### Task description
In the entries, find all lines that hold the word "sessions" and copy them.

-- start Raw records --

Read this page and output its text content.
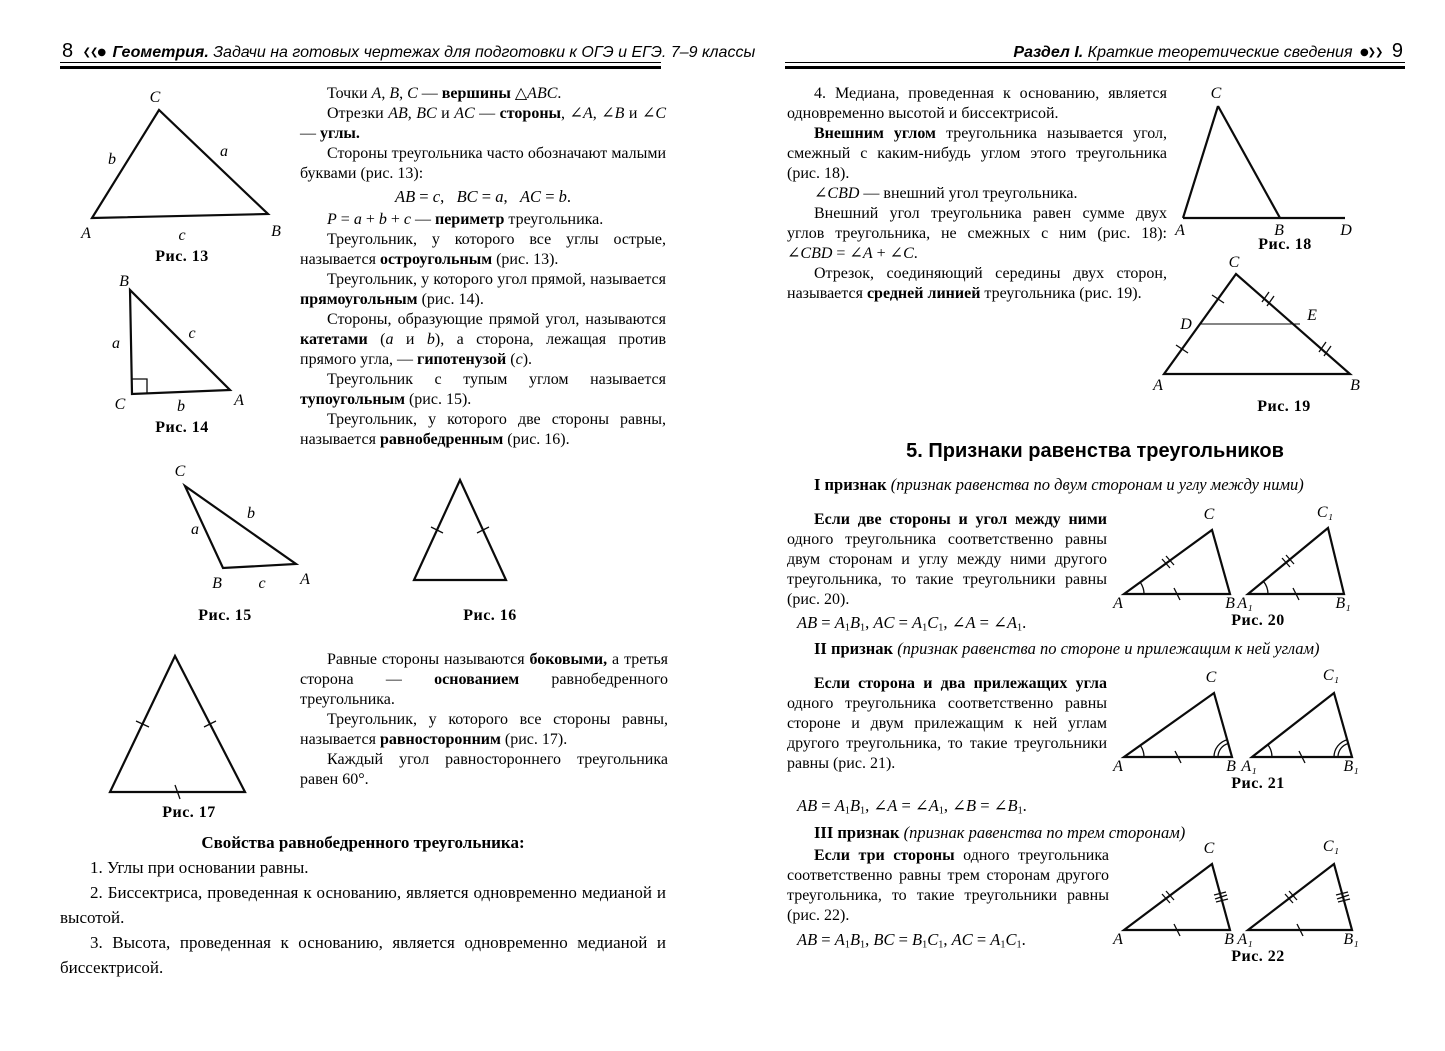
8 ❮❮● Геометрия. Задачи на готовых чертежах для подготовки к ОГЭ и ЕГЭ. 7–9 классы

Точки A, B, C — вершины △ABC.

Отрезки AB, BC и AC — стороны, ∠A, ∠B и ∠C — углы.

Стороны треугольника часто обозначают малыми буквами (рис. 13):

AB = c,   BC = a,   AC = b.

P = a + b + c — периметр треугольника.

Треугольник, у которого все углы острые, называется остроугольным (рис. 13).

Треугольник, у которого угол прямой, называется прямоугольным (рис. 14).

Стороны, образующие прямой угол, называются катетами (a и b), а сторона, лежащая против прямого угла, — гипотенузой (c).

Треугольник с тупым углом называется тупоугольным (рис. 15).

Треугольник, у которого две стороны равны, называется равнобедренным (рис. 16).

C
A	B
b	a
c
Рис. 13
B
C	A
a
c
b
Рис. 14
C
B	A
a
b
c
Рис. 15	Рис. 16
Рис. 17

Равные стороны называются боковыми, а третья сторона — основанием равнобедренного треугольника.

Треугольник, у которого все стороны равны, называется равносторонним (рис. 17).

Каждый угол равностороннего треугольника равен 60°.

Свойства равнобедренного треугольника:

1. Углы при основании равны.

2. Биссектриса, проведенная к основанию, является одновременно медианой и высотой.

3. Высота, проведенная к основанию, является одновременно медианой и биссектрисой.

Раздел I. Краткие теоретические сведения ●❯❯ 9

4. Медиана, проведенная к основанию, является одновременно высотой и биссектрисой.

Внешним углом треугольника называется угол, смежный с каким-нибудь углом этого треугольника (рис. 18).

∠CBD — внешний угол треугольника.

Внешний угол треугольника равен сумме двух углов треугольника, не смежных с ним (рис. 18): ∠CBD = ∠A + ∠C.

Отрезок, соединяющий середины двух сторон, называется средней линией треугольника (рис. 19).

C
A	B	D
Рис. 18
C
A	B
D
E
Рис. 19

5. Признаки равенства треугольников

I признак (признак равенства по двум сторонам и углу между ними)

Если две стороны и угол между ними одного треугольника соответственно равны двум сторонам и углу между ними другого треугольника, то такие треугольники равны (рис. 20).

AB = $A_1B_1$, AC = $A_1C_1$, ∠A = $\angle A_1$.

A	B
C
A₁	B₁
C₁
Рис. 20

II признак (признак равенства по стороне и прилежащим к ней углам)

Если сторона и два прилежащих угла одного треугольника соответственно равны стороне и двум прилежащим к ней углам другого треугольника, то такие треугольники равны (рис. 21).

AB = $A_1B_1$, ∠A = $\angle A_1$, ∠B = $\angle B_1$.

A	B
C
A₁	B₁
C₁
Рис. 21

III признак (признак равенства по трем сторонам)

Если три стороны одного треугольника соответственно равны трем сторонам другого треугольника, то такие треугольники равны (рис. 22).

AB = $A_1B_1$, BC = $B_1C_1$, AC = $A_1C_1$.	A	B
C
A₁	B₁
C₁
Рис. 22
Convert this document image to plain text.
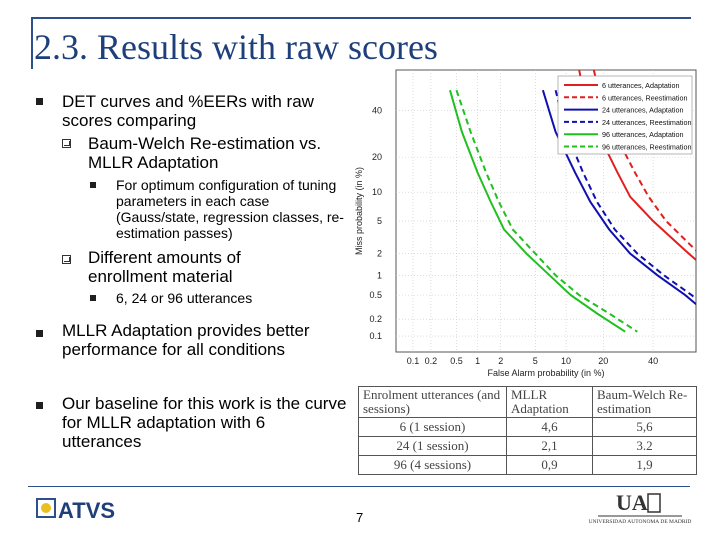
2.3. Results with raw scores
DET curves and %EERs with raw scores comparing
Baum-Welch Re-estimation vs. MLLR Adaptation
For optimum configuration of tuning parameters in each case (Gauss/state, regression classes, re-estimation passes)
Different amounts of enrollment material
6, 24 or 96 utterances
MLLR Adaptation provides better performance for all conditions
Our baseline for this work is the curve for MLLR adaptation with 6 utterances
0.1 0.2 0.5 1 2	5	10	20	40
0.1
0.2
0.5
1
2
5
10
20
40
False Alarm probability (in %)
Miss probability (in %)
6 utterances, Adaptation
6 utterances, Reestimation
24 utterances, Adaptation
24 utterances, Reestimation
96 utterances, Adaptation
96 utterances, Reestimation
Enrolment utterances (and sessions)	MLLR Adaptation	Baum-Welch Re-estimation
6 (1 session)	4,6	5,6
24 (1 session)	2,1	3.2
96 (4 sessions)	0,9	1,9
ATVS	7
UA
UNIVERSIDAD AUTONOMA DE MADRID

-- end Raw records --

### Output of the exercise
Enrolment utterances (and sessions)	MLLR Adaptation	Baum-Welch Re-estimation
96 (4 sessions)	0,9	1,9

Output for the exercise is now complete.